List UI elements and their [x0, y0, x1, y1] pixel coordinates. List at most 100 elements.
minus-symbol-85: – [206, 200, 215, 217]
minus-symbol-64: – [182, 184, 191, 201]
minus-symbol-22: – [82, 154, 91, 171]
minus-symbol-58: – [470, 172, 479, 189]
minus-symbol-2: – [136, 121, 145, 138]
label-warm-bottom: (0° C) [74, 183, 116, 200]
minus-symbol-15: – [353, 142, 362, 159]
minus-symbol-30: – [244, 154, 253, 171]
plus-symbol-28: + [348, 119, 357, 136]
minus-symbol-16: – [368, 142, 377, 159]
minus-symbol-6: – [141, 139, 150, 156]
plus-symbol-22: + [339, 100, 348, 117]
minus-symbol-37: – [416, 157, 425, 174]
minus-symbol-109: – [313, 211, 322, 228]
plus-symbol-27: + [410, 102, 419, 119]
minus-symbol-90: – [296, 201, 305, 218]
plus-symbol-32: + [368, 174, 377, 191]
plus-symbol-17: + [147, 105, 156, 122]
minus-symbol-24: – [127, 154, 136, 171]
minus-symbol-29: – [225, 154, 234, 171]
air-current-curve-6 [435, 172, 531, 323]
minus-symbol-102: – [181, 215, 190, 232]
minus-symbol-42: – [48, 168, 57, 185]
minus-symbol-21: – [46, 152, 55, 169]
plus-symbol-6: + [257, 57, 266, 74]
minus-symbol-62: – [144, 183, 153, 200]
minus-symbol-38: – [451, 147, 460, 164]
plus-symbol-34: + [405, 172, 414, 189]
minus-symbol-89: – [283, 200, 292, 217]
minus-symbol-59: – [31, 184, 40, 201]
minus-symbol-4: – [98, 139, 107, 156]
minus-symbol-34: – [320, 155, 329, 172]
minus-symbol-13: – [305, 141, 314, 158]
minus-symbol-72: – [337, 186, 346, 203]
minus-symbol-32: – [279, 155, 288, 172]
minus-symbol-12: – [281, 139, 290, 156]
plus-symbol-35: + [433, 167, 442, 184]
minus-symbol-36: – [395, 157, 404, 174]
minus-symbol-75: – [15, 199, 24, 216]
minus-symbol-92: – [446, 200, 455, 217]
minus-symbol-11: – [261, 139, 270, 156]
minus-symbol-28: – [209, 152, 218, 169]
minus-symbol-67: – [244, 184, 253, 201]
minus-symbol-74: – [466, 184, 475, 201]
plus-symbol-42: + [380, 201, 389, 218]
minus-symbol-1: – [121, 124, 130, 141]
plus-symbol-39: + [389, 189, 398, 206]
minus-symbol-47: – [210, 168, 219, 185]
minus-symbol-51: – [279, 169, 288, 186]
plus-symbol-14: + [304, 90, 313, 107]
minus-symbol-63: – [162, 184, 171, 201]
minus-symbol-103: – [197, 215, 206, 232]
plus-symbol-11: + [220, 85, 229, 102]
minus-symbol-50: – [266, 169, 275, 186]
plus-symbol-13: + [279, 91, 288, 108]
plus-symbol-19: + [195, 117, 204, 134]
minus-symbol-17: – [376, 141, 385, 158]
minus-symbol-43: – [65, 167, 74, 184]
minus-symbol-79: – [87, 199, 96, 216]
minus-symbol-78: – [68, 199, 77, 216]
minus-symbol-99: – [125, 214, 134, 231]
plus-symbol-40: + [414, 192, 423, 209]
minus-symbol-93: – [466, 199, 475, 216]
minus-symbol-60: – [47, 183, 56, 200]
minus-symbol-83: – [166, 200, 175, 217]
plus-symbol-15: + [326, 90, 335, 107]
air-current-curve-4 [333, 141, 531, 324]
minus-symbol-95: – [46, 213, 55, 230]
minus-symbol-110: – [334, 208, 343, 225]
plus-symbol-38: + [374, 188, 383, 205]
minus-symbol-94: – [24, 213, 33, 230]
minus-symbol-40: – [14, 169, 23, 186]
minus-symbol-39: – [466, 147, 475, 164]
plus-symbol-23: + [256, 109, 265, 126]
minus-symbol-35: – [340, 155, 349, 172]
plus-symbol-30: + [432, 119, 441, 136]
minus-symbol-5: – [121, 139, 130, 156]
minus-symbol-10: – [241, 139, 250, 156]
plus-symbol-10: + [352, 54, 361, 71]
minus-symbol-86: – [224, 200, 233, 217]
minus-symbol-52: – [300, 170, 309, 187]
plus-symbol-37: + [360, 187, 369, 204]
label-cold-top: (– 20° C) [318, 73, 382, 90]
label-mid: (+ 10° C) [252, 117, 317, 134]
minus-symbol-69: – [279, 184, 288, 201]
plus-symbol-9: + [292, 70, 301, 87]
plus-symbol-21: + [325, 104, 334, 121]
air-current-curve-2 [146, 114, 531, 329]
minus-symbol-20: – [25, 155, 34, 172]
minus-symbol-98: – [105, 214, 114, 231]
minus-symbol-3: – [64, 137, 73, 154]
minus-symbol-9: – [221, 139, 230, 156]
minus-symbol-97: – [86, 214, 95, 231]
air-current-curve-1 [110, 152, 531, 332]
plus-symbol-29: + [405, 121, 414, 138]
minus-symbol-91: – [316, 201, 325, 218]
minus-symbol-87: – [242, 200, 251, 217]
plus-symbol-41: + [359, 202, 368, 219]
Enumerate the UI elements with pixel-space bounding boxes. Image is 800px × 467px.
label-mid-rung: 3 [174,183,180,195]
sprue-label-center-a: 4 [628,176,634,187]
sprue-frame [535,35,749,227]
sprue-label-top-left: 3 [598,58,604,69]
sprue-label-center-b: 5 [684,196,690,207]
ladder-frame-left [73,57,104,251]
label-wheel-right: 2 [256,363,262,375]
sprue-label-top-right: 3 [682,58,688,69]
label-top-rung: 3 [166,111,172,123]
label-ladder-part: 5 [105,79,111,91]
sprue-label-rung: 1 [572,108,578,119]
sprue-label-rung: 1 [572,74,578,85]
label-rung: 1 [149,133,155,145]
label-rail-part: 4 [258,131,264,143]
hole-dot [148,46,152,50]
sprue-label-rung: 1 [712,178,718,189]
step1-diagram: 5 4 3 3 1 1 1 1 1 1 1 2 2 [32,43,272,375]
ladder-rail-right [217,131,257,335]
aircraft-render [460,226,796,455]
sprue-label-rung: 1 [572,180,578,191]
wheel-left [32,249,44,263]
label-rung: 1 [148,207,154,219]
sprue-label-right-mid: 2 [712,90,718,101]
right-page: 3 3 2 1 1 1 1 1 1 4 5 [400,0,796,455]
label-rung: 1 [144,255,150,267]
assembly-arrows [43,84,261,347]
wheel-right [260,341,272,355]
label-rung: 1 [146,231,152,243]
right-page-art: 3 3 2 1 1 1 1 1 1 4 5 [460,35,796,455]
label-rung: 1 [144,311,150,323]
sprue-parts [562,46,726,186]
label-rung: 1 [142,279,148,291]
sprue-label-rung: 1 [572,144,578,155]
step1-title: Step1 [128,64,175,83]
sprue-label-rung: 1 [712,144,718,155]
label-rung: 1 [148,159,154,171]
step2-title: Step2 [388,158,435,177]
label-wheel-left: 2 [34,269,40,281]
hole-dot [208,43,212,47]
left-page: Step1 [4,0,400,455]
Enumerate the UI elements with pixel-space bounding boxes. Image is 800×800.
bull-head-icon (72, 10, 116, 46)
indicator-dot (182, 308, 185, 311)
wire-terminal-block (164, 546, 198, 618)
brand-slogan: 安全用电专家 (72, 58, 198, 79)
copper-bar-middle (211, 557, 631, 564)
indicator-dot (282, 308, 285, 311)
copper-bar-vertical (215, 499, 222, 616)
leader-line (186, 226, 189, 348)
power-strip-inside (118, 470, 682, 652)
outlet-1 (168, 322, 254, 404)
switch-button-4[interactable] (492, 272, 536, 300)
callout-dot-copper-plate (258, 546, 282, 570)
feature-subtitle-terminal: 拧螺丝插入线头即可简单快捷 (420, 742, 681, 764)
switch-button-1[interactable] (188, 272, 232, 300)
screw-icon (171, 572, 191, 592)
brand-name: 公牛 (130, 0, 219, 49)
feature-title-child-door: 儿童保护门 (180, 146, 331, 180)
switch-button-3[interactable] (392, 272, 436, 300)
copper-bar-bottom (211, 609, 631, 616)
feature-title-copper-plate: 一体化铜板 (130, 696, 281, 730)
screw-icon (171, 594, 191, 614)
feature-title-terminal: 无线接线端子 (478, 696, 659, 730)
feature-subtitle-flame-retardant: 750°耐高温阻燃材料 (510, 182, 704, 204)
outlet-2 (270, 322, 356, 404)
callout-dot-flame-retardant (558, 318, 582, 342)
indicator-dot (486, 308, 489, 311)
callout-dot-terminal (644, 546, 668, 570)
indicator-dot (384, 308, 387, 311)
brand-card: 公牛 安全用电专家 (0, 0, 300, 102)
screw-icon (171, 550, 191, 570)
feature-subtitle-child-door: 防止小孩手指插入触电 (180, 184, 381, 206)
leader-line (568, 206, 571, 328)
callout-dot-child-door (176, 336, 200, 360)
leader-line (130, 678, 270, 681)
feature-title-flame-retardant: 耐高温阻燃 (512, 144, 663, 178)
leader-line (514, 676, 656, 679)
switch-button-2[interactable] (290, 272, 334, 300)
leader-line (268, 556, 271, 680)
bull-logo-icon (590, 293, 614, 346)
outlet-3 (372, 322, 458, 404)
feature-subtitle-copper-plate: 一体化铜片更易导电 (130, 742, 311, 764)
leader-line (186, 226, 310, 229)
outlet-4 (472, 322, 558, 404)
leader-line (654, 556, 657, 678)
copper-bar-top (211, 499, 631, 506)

Task description: Format the entries from the first line through the line containing "plus-symbol-27: + [410, 102, 419, 119]", both included, as a Markdown table with the columns "Row" and "Line", giving each line its own numbered row and omitting any blank lines.

Written reply:
| Row | Line |
|---|---|
| 1 | List UI elements and their [x0, y0, x1, y1] pixel coordinates. List at most 100 elements. |
| 2 | minus-symbol-85: – [206, 200, 215, 217] |
| 3 | minus-symbol-64: – [182, 184, 191, 201] |
| 4 | minus-symbol-22: – [82, 154, 91, 171] |
| 5 | minus-symbol-58: – [470, 172, 479, 189] |
| 6 | minus-symbol-2: – [136, 121, 145, 138] |
| 7 | label-warm-bottom: (0° C) [74, 183, 116, 200] |
| 8 | minus-symbol-15: – [353, 142, 362, 159] |
| 9 | minus-symbol-30: – [244, 154, 253, 171] |
| 10 | plus-symbol-28: + [348, 119, 357, 136] |
| 11 | minus-symbol-16: – [368, 142, 377, 159] |
| 12 | minus-symbol-6: – [141, 139, 150, 156] |
| 13 | plus-symbol-22: + [339, 100, 348, 117] |
| 14 | minus-symbol-37: – [416, 157, 425, 174] |
| 15 | minus-symbol-109: – [313, 211, 322, 228] |
| 16 | plus-symbol-27: + [410, 102, 419, 119] |